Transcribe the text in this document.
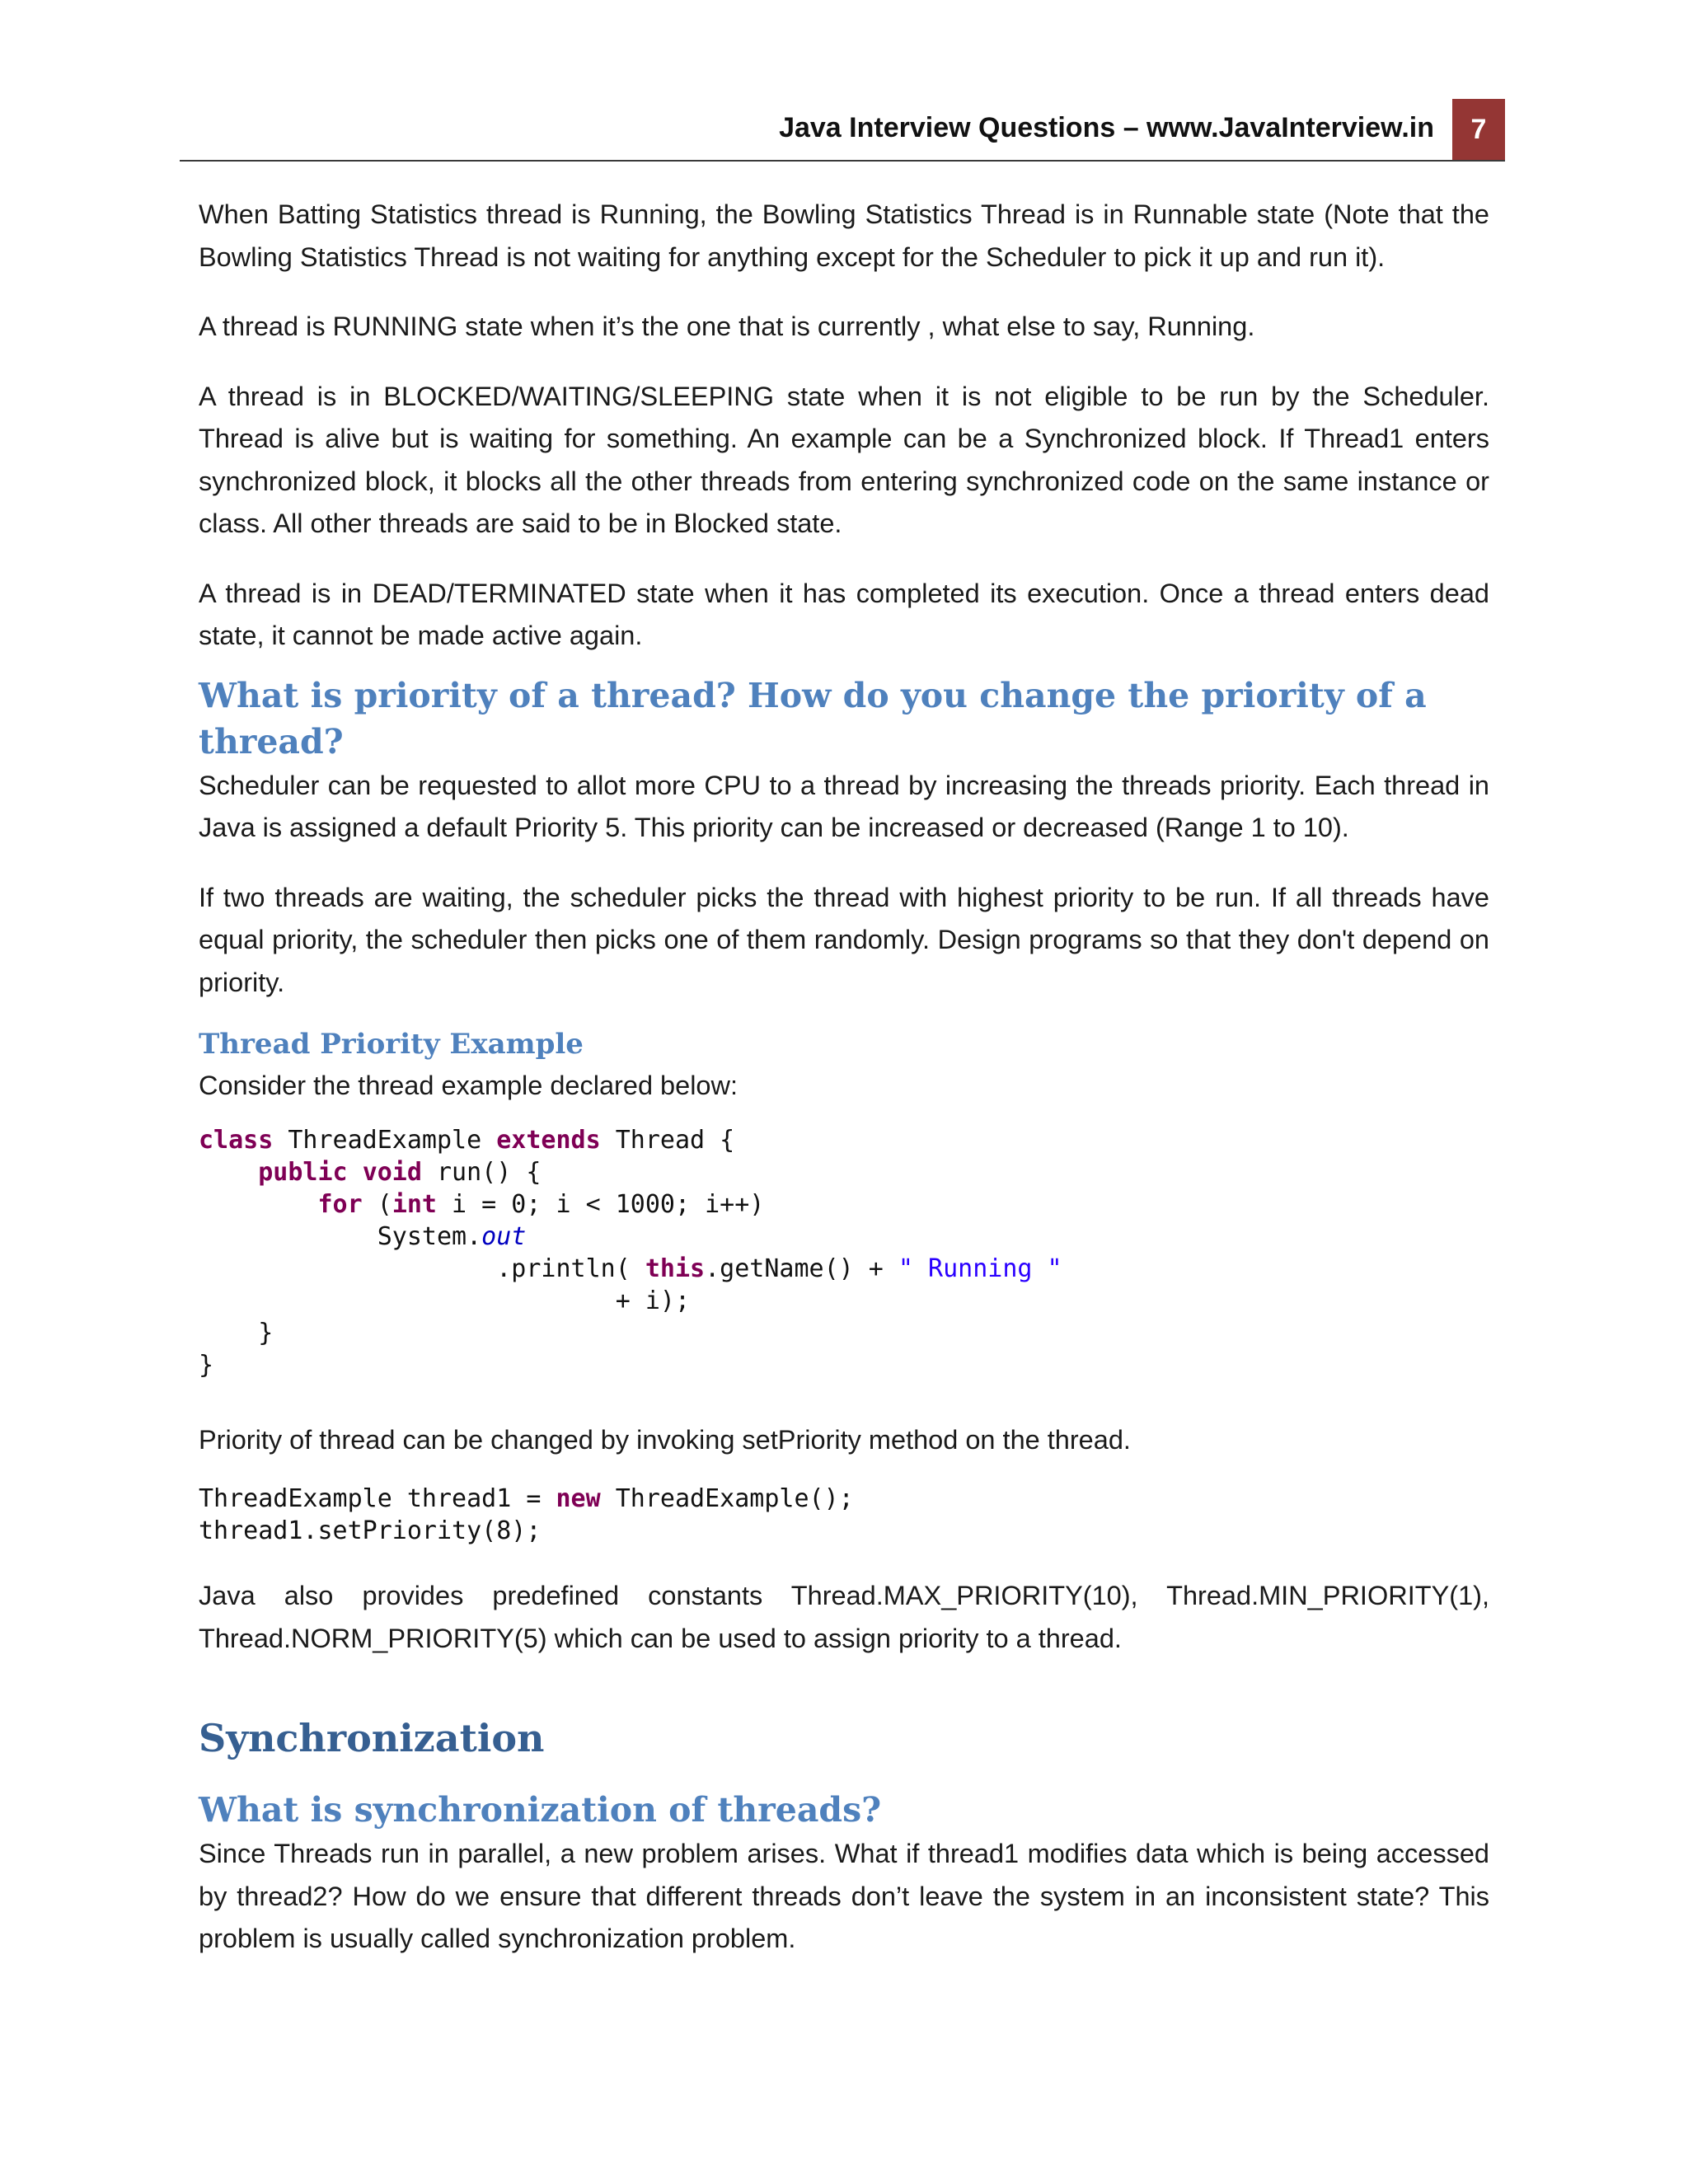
Java Interview Questions – www.JavaInterview.in	7

When Batting Statistics thread is Running, the Bowling Statistics Thread is in Runnable state (Note that the Bowling Statistics Thread is not waiting for anything except for the Scheduler to pick it up and run it).

A thread is RUNNING state when it’s the one that is currently , what else to say, Running.

A thread is in BLOCKED/WAITING/SLEEPING state when it is not eligible to be run by the Scheduler. Thread is alive but is waiting for something. An example can be a Synchronized block. If Thread1 enters synchronized block, it blocks all the other threads from entering synchronized code on the same instance or class. All other threads are said to be in Blocked state.

A thread is in DEAD/TERMINATED state when it has completed its execution. Once a thread enters dead state, it cannot be made active again.

What is priority of a thread? How do you change the priority of a thread?

Scheduler can be requested to allot more CPU to a thread by increasing the threads priority. Each thread in Java is assigned a default Priority 5. This priority can be increased or decreased (Range 1 to 10).

If two threads are waiting, the scheduler picks the thread with highest priority to be run. If all threads have equal priority, the scheduler then picks one of them randomly. Design programs so that they don't depend on priority.

Thread Priority Example

Consider the thread example declared below:

class ThreadExample extends Thread {
public void run() {
for (int i = 0; i < 1000; i++)
System.out
.println( this.getName() + " Running "
+ i);
}
}

Priority of thread can be changed by invoking setPriority method on the thread.

ThreadExample thread1 = new ThreadExample();
thread1.setPriority(8);

Java also provides predefined constants Thread.MAX_PRIORITY(10), Thread.MIN_PRIORITY(1), Thread.NORM_PRIORITY(5) which can be used to assign priority to a thread.

Synchronization
What is synchronization of threads?

Since Threads run in parallel, a new problem arises. What if thread1 modifies data which is being accessed by thread2? How do we ensure that different threads don’t leave the system in an inconsistent state? This problem is usually called synchronization problem.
· · ·
* _INSTRUCTIONS FOR THE TASK_: Reproduce the material word for word, minus the images.

* _TASK SOLUTION_:
Transcribe the text in this document.
Java Interview Questions – www.JavaInterview.in	7

When Batting Statistics thread is Running, the Bowling Statistics Thread is in Runnable state (Note that the Bowling Statistics Thread is not waiting for anything except for the Scheduler to pick it up and run it).

A thread is RUNNING state when it’s the one that is currently , what else to say, Running.

A thread is in BLOCKED/WAITING/SLEEPING state when it is not eligible to be run by the Scheduler. Thread is alive but is waiting for something. An example can be a Synchronized block. If Thread1 enters synchronized block, it blocks all the other threads from entering synchronized code on the same instance or class. All other threads are said to be in Blocked state.

A thread is in DEAD/TERMINATED state when it has completed its execution. Once a thread enters dead state, it cannot be made active again.

What is priority of a thread? How do you change the priority of a thread?

Scheduler can be requested to allot more CPU to a thread by increasing the threads priority. Each thread in Java is assigned a default Priority 5. This priority can be increased or decreased (Range 1 to 10).

If two threads are waiting, the scheduler picks the thread with highest priority to be run. If all threads have equal priority, the scheduler then picks one of them randomly. Design programs so that they don't depend on priority.

Thread Priority Example

Consider the thread example declared below:

class ThreadExample extends Thread {
public void run() {
for (int i = 0; i < 1000; i++)
System.out
.println( this.getName() + " Running "
+ i);
}
}

Priority of thread can be changed by invoking setPriority method on the thread.

ThreadExample thread1 = new ThreadExample();
thread1.setPriority(8);

Java also provides predefined constants Thread.MAX_PRIORITY(10), Thread.MIN_PRIORITY(1), Thread.NORM_PRIORITY(5) which can be used to assign priority to a thread.

Synchronization
What is synchronization of threads?

Since Threads run in parallel, a new problem arises. What if thread1 modifies data which is being accessed by thread2? How do we ensure that different threads don’t leave the system in an inconsistent state? This problem is usually called synchronization problem.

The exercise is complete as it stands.